* Exercise directions
Type out every line below exactly as it reads.

* Data section
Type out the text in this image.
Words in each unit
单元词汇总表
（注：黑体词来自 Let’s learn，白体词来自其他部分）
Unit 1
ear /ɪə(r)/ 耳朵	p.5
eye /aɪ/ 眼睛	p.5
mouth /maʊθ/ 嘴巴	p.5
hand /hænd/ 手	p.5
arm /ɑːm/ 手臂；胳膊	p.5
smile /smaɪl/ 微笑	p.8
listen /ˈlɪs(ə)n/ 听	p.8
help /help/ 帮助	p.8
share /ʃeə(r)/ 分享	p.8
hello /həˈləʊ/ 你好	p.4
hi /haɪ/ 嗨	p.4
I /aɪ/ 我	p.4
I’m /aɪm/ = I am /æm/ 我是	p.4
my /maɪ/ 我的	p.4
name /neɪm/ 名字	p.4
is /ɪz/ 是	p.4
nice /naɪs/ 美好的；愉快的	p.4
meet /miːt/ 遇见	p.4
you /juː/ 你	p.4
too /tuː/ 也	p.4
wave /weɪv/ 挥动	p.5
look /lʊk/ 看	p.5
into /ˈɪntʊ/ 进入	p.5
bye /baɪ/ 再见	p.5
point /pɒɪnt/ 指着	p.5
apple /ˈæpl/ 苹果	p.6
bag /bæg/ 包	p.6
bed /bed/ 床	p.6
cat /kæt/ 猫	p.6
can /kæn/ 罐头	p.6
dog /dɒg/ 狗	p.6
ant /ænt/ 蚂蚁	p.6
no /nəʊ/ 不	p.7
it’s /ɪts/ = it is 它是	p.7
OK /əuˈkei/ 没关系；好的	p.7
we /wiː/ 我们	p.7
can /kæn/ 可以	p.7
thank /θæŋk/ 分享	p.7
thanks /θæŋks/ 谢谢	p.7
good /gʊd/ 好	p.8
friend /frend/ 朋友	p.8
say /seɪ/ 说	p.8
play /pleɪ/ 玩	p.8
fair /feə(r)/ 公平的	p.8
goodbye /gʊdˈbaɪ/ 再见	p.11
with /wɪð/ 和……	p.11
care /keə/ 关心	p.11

* Task response
Type out the text in this image.
Words in each unit
单元词汇总表
（注：黑体词来自 Let’s learn，白体词来自其他部分）
Unit 1
ear /ɪə(r)/ 耳朵	p.5
eye /aɪ/ 眼睛	p.5
mouth /maʊθ/ 嘴巴	p.5
hand /hænd/ 手	p.5
arm /ɑːm/ 手臂；胳膊	p.5
smile /smaɪl/ 微笑	p.8
listen /ˈlɪs(ə)n/ 听	p.8
help /help/ 帮助	p.8
share /ʃeə(r)/ 分享	p.8
hello /həˈləʊ/ 你好	p.4
hi /haɪ/ 嗨	p.4
I /aɪ/ 我	p.4
I’m /aɪm/ = I am /æm/ 我是	p.4
my /maɪ/ 我的	p.4
name /neɪm/ 名字	p.4
is /ɪz/ 是	p.4
nice /naɪs/ 美好的；愉快的	p.4
meet /miːt/ 遇见	p.4
you /juː/ 你	p.4
too /tuː/ 也	p.4
wave /weɪv/ 挥动	p.5
look /lʊk/ 看	p.5
into /ˈɪntʊ/ 进入	p.5
bye /baɪ/ 再见	p.5
point /pɒɪnt/ 指着	p.5
apple /ˈæpl/ 苹果	p.6
bag /bæg/ 包	p.6
bed /bed/ 床	p.6
cat /kæt/ 猫	p.6
can /kæn/ 罐头	p.6
dog /dɒg/ 狗	p.6
ant /ænt/ 蚂蚁	p.6
no /nəʊ/ 不	p.7
it’s /ɪts/ = it is 它是	p.7
OK /əuˈkei/ 没关系；好的	p.7
we /wiː/ 我们	p.7
can /kæn/ 可以	p.7
thank /θæŋk/ 分享	p.7
thanks /θæŋks/ 谢谢	p.7
good /gʊd/ 好	p.8
friend /frend/ 朋友	p.8
say /seɪ/ 说	p.8
play /pleɪ/ 玩	p.8
fair /feə(r)/ 公平的	p.8
goodbye /gʊdˈbaɪ/ 再见	p.11
with /wɪð/ 和……	p.11
care /keə/ 关心	p.11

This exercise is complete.